[start]

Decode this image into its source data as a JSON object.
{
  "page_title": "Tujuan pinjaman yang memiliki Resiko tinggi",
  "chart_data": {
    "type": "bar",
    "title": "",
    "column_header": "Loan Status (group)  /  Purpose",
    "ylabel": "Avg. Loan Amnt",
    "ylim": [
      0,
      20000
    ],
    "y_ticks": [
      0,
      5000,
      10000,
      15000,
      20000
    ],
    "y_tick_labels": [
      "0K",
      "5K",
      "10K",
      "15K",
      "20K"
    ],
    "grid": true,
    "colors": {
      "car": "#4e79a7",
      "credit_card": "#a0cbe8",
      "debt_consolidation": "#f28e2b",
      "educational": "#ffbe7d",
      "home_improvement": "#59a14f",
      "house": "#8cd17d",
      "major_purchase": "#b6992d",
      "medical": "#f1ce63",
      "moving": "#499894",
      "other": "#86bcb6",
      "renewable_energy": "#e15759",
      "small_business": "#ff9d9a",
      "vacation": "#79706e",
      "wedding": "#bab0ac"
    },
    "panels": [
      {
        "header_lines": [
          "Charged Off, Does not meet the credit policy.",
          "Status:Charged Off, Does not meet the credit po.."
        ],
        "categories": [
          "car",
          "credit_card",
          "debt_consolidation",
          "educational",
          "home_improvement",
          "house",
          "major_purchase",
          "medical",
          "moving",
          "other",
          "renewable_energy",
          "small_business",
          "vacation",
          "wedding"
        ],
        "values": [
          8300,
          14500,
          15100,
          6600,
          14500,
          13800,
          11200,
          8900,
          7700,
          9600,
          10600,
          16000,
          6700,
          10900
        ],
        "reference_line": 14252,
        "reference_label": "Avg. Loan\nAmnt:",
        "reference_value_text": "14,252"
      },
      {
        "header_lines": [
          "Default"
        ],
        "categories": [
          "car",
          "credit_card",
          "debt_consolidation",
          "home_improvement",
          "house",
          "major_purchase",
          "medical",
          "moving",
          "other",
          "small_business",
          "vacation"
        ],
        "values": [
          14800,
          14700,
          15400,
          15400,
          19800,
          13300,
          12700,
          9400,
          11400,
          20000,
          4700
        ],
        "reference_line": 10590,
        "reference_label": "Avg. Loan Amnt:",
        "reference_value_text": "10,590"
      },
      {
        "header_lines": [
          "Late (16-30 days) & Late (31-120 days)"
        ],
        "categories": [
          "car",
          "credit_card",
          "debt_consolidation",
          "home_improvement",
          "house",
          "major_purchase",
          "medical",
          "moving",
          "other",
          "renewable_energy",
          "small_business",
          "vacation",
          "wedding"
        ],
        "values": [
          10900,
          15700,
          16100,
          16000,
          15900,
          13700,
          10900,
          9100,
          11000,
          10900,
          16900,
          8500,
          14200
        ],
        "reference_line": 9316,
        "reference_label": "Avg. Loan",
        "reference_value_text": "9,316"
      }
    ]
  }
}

[end]

* _REQUIREMENTS_
Word for word, write out all of the data above.

* _COMPLETE ANSWER_
Decode this image into its source data as a JSON object.
{
  "page_title": "Tujuan pinjaman yang memiliki Resiko tinggi",
  "chart_data": {
    "type": "bar",
    "title": "",
    "column_header": "Loan Status (group)  /  Purpose",
    "ylabel": "Avg. Loan Amnt",
    "ylim": [
      0,
      20000
    ],
    "y_ticks": [
      0,
      5000,
      10000,
      15000,
      20000
    ],
    "y_tick_labels": [
      "0K",
      "5K",
      "10K",
      "15K",
      "20K"
    ],
    "grid": true,
    "colors": {
      "car": "#4e79a7",
      "credit_card": "#a0cbe8",
      "debt_consolidation": "#f28e2b",
      "educational": "#ffbe7d",
      "home_improvement": "#59a14f",
      "house": "#8cd17d",
      "major_purchase": "#b6992d",
      "medical": "#f1ce63",
      "moving": "#499894",
      "other": "#86bcb6",
      "renewable_energy": "#e15759",
      "small_business": "#ff9d9a",
      "vacation": "#79706e",
      "wedding": "#bab0ac"
    },
    "panels": [
      {
        "header_lines": [
          "Charged Off, Does not meet the credit policy.",
          "Status:Charged Off, Does not meet the credit po.."
        ],
        "categories": [
          "car",
          "credit_card",
          "debt_consolidation",
          "educational",
          "home_improvement",
          "house",
          "major_purchase",
          "medical",
          "moving",
          "other",
          "renewable_energy",
          "small_business",
          "vacation",
          "wedding"
        ],
        "values": [
          8300,
          14500,
          15100,
          6600,
          14500,
          13800,
          11200,
          8900,
          7700,
          9600,
          10600,
          16000,
          6700,
          10900
        ],
        "reference_line": 14252,
        "reference_label": "Avg. Loan\nAmnt:",
        "reference_value_text": "14,252"
      },
      {
        "header_lines": [
          "Default"
        ],
        "categories": [
          "car",
          "credit_card",
          "debt_consolidation",
          "home_improvement",
          "house",
          "major_purchase",
          "medical",
          "moving",
          "other",
          "small_business",
          "vacation"
        ],
        "values": [
          14800,
          14700,
          15400,
          15400,
          19800,
          13300,
          12700,
          9400,
          11400,
          20000,
          4700
        ],
        "reference_line": 10590,
        "reference_label": "Avg. Loan Amnt:",
        "reference_value_text": "10,590"
      },
      {
        "header_lines": [
          "Late (16-30 days) & Late (31-120 days)"
        ],
        "categories": [
          "car",
          "credit_card",
          "debt_consolidation",
          "home_improvement",
          "house",
          "major_purchase",
          "medical",
          "moving",
          "other",
          "renewable_energy",
          "small_business",
          "vacation",
          "wedding"
        ],
        "values": [
          10900,
          15700,
          16100,
          16000,
          15900,
          13700,
          10900,
          9100,
          11000,
          10900,
          16900,
          8500,
          14200
        ],
        "reference_line": 9316,
        "reference_label": "Avg. Loan",
        "reference_value_text": "9,316"
      }
    ]
  }
}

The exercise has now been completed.